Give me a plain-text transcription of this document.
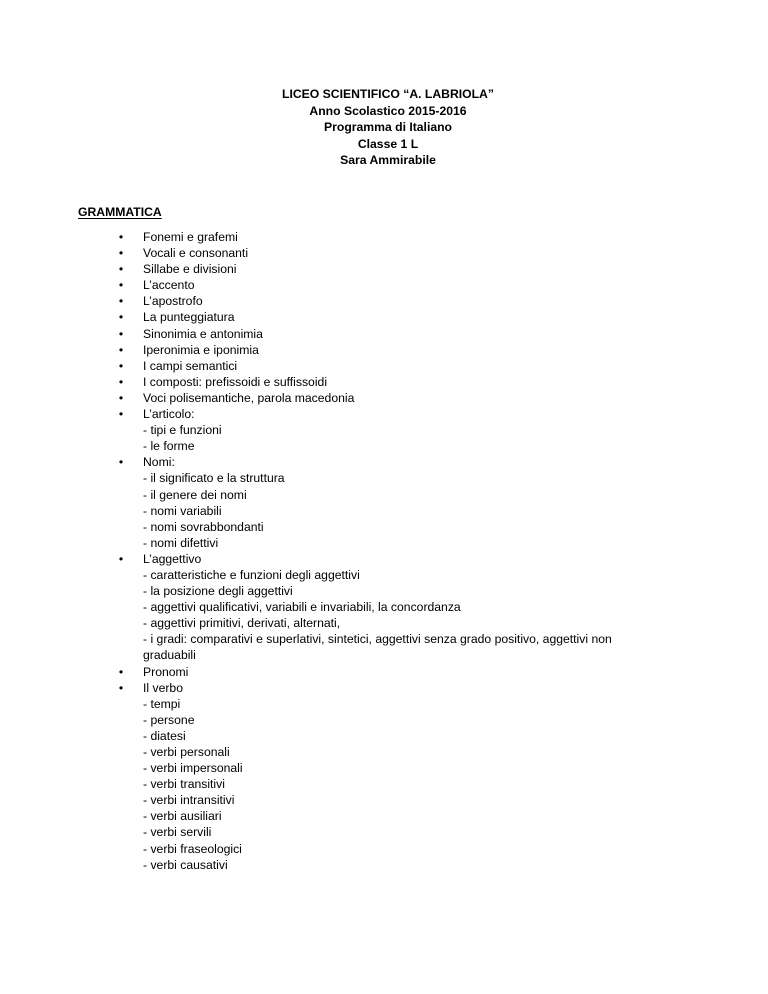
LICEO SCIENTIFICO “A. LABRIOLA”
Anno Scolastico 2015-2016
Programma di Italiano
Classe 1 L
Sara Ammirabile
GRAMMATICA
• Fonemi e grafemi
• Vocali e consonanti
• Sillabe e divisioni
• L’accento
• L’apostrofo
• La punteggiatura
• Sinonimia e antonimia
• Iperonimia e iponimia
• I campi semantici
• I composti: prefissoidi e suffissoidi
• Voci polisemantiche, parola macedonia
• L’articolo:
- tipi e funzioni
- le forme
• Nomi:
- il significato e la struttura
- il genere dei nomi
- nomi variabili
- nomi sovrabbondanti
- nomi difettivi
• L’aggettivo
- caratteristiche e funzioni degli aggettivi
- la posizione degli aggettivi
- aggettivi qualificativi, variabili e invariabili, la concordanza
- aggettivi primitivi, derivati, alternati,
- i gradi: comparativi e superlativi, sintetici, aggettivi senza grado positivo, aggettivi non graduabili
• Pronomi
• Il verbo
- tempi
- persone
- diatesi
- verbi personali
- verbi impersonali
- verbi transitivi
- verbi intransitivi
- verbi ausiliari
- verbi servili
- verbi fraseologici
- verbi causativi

■ ■ ■ ■ ■

Set down the lines of the records above exactly, apart from the pictures.

Give me a plain-text transcription of this document.
LICEO SCIENTIFICO “A. LABRIOLA”
Anno Scolastico 2015-2016
Programma di Italiano
Classe 1 L
Sara Ammirabile
GRAMMATICA
• Fonemi e grafemi
• Vocali e consonanti
• Sillabe e divisioni
• L’accento
• L’apostrofo
• La punteggiatura
• Sinonimia e antonimia
• Iperonimia e iponimia
• I campi semantici
• I composti: prefissoidi e suffissoidi
• Voci polisemantiche, parola macedonia
• L’articolo:
- tipi e funzioni
- le forme
• Nomi:
- il significato e la struttura
- il genere dei nomi
- nomi variabili
- nomi sovrabbondanti
- nomi difettivi
• L’aggettivo
- caratteristiche e funzioni degli aggettivi
- la posizione degli aggettivi
- aggettivi qualificativi, variabili e invariabili, la concordanza
- aggettivi primitivi, derivati, alternati,
- i gradi: comparativi e superlativi, sintetici, aggettivi senza grado positivo, aggettivi non graduabili
• Pronomi
• Il verbo
- tempi
- persone
- diatesi
- verbi personali
- verbi impersonali
- verbi transitivi
- verbi intransitivi
- verbi ausiliari
- verbi servili
- verbi fraseologici
- verbi causativi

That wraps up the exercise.